»»

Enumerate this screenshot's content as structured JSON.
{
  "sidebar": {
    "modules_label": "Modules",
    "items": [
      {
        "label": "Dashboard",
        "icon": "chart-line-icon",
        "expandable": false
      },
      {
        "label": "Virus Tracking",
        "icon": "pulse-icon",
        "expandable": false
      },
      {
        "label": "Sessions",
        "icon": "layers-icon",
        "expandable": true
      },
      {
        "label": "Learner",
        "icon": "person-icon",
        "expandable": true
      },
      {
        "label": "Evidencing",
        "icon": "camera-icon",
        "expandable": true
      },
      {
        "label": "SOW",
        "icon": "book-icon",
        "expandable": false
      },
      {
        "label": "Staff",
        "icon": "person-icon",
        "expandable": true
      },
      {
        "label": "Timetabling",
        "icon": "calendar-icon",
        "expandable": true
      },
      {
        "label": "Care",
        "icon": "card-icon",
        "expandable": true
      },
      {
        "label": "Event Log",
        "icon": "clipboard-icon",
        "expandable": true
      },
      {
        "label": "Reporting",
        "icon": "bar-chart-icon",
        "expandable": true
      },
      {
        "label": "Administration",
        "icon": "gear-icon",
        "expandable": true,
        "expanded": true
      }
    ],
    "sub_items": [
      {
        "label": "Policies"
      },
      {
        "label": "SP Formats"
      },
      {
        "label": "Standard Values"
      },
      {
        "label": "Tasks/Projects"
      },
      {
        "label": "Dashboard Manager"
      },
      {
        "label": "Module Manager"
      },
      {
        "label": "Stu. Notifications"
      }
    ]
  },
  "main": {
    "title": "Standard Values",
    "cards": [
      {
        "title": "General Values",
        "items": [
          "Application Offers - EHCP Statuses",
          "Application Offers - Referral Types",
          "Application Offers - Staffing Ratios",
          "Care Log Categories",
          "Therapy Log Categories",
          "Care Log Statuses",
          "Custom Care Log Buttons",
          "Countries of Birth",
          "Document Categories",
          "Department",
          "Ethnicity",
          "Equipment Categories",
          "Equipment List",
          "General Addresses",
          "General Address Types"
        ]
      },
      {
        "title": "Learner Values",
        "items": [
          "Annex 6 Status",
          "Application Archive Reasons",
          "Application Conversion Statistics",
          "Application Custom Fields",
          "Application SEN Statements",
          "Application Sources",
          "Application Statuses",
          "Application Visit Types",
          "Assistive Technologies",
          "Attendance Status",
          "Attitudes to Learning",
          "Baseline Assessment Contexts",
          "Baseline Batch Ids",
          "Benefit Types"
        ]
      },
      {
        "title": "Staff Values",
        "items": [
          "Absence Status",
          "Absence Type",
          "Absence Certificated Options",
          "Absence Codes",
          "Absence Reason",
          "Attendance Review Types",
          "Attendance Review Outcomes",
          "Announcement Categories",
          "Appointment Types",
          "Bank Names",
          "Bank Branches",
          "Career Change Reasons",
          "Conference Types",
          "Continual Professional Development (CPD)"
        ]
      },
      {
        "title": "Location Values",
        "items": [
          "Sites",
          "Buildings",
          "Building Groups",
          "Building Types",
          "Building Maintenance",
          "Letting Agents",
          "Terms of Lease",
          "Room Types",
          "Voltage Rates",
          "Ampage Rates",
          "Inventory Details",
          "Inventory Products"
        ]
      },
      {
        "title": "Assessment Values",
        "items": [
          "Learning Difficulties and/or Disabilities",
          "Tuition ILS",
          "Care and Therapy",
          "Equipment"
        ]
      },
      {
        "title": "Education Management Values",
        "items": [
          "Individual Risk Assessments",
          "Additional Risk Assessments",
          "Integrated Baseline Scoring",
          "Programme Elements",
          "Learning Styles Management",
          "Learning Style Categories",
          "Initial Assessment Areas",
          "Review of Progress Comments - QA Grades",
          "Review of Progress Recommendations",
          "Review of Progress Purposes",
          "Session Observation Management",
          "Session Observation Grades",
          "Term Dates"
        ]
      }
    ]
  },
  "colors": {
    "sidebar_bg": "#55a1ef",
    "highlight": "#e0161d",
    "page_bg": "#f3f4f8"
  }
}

««

Aim of the exercise - Exactly reproduce all of the entries.

Result of this exercise -
Enumerate this screenshot's content as structured JSON.
{
  "sidebar": {
    "modules_label": "Modules",
    "items": [
      {
        "label": "Dashboard",
        "icon": "chart-line-icon",
        "expandable": false
      },
      {
        "label": "Virus Tracking",
        "icon": "pulse-icon",
        "expandable": false
      },
      {
        "label": "Sessions",
        "icon": "layers-icon",
        "expandable": true
      },
      {
        "label": "Learner",
        "icon": "person-icon",
        "expandable": true
      },
      {
        "label": "Evidencing",
        "icon": "camera-icon",
        "expandable": true
      },
      {
        "label": "SOW",
        "icon": "book-icon",
        "expandable": false
      },
      {
        "label": "Staff",
        "icon": "person-icon",
        "expandable": true
      },
      {
        "label": "Timetabling",
        "icon": "calendar-icon",
        "expandable": true
      },
      {
        "label": "Care",
        "icon": "card-icon",
        "expandable": true
      },
      {
        "label": "Event Log",
        "icon": "clipboard-icon",
        "expandable": true
      },
      {
        "label": "Reporting",
        "icon": "bar-chart-icon",
        "expandable": true
      },
      {
        "label": "Administration",
        "icon": "gear-icon",
        "expandable": true,
        "expanded": true
      }
    ],
    "sub_items": [
      {
        "label": "Policies"
      },
      {
        "label": "SP Formats"
      },
      {
        "label": "Standard Values"
      },
      {
        "label": "Tasks/Projects"
      },
      {
        "label": "Dashboard Manager"
      },
      {
        "label": "Module Manager"
      },
      {
        "label": "Stu. Notifications"
      }
    ]
  },
  "main": {
    "title": "Standard Values",
    "cards": [
      {
        "title": "General Values",
        "items": [
          "Application Offers - EHCP Statuses",
          "Application Offers - Referral Types",
          "Application Offers - Staffing Ratios",
          "Care Log Categories",
          "Therapy Log Categories",
          "Care Log Statuses",
          "Custom Care Log Buttons",
          "Countries of Birth",
          "Document Categories",
          "Department",
          "Ethnicity",
          "Equipment Categories",
          "Equipment List",
          "General Addresses",
          "General Address Types"
        ]
      },
      {
        "title": "Learner Values",
        "items": [
          "Annex 6 Status",
          "Application Archive Reasons",
          "Application Conversion Statistics",
          "Application Custom Fields",
          "Application SEN Statements",
          "Application Sources",
          "Application Statuses",
          "Application Visit Types",
          "Assistive Technologies",
          "Attendance Status",
          "Attitudes to Learning",
          "Baseline Assessment Contexts",
          "Baseline Batch Ids",
          "Benefit Types"
        ]
      },
      {
        "title": "Staff Values",
        "items": [
          "Absence Status",
          "Absence Type",
          "Absence Certificated Options",
          "Absence Codes",
          "Absence Reason",
          "Attendance Review Types",
          "Attendance Review Outcomes",
          "Announcement Categories",
          "Appointment Types",
          "Bank Names",
          "Bank Branches",
          "Career Change Reasons",
          "Conference Types",
          "Continual Professional Development (CPD)"
        ]
      },
      {
        "title": "Location Values",
        "items": [
          "Sites",
          "Buildings",
          "Building Groups",
          "Building Types",
          "Building Maintenance",
          "Letting Agents",
          "Terms of Lease",
          "Room Types",
          "Voltage Rates",
          "Ampage Rates",
          "Inventory Details",
          "Inventory Products"
        ]
      },
      {
        "title": "Assessment Values",
        "items": [
          "Learning Difficulties and/or Disabilities",
          "Tuition ILS",
          "Care and Therapy",
          "Equipment"
        ]
      },
      {
        "title": "Education Management Values",
        "items": [
          "Individual Risk Assessments",
          "Additional Risk Assessments",
          "Integrated Baseline Scoring",
          "Programme Elements",
          "Learning Styles Management",
          "Learning Style Categories",
          "Initial Assessment Areas",
          "Review of Progress Comments - QA Grades",
          "Review of Progress Recommendations",
          "Review of Progress Purposes",
          "Session Observation Management",
          "Session Observation Grades",
          "Term Dates"
        ]
      }
    ]
  },
  "colors": {
    "sidebar_bg": "#55a1ef",
    "highlight": "#e0161d",
    "page_bg": "#f3f4f8"
  }
}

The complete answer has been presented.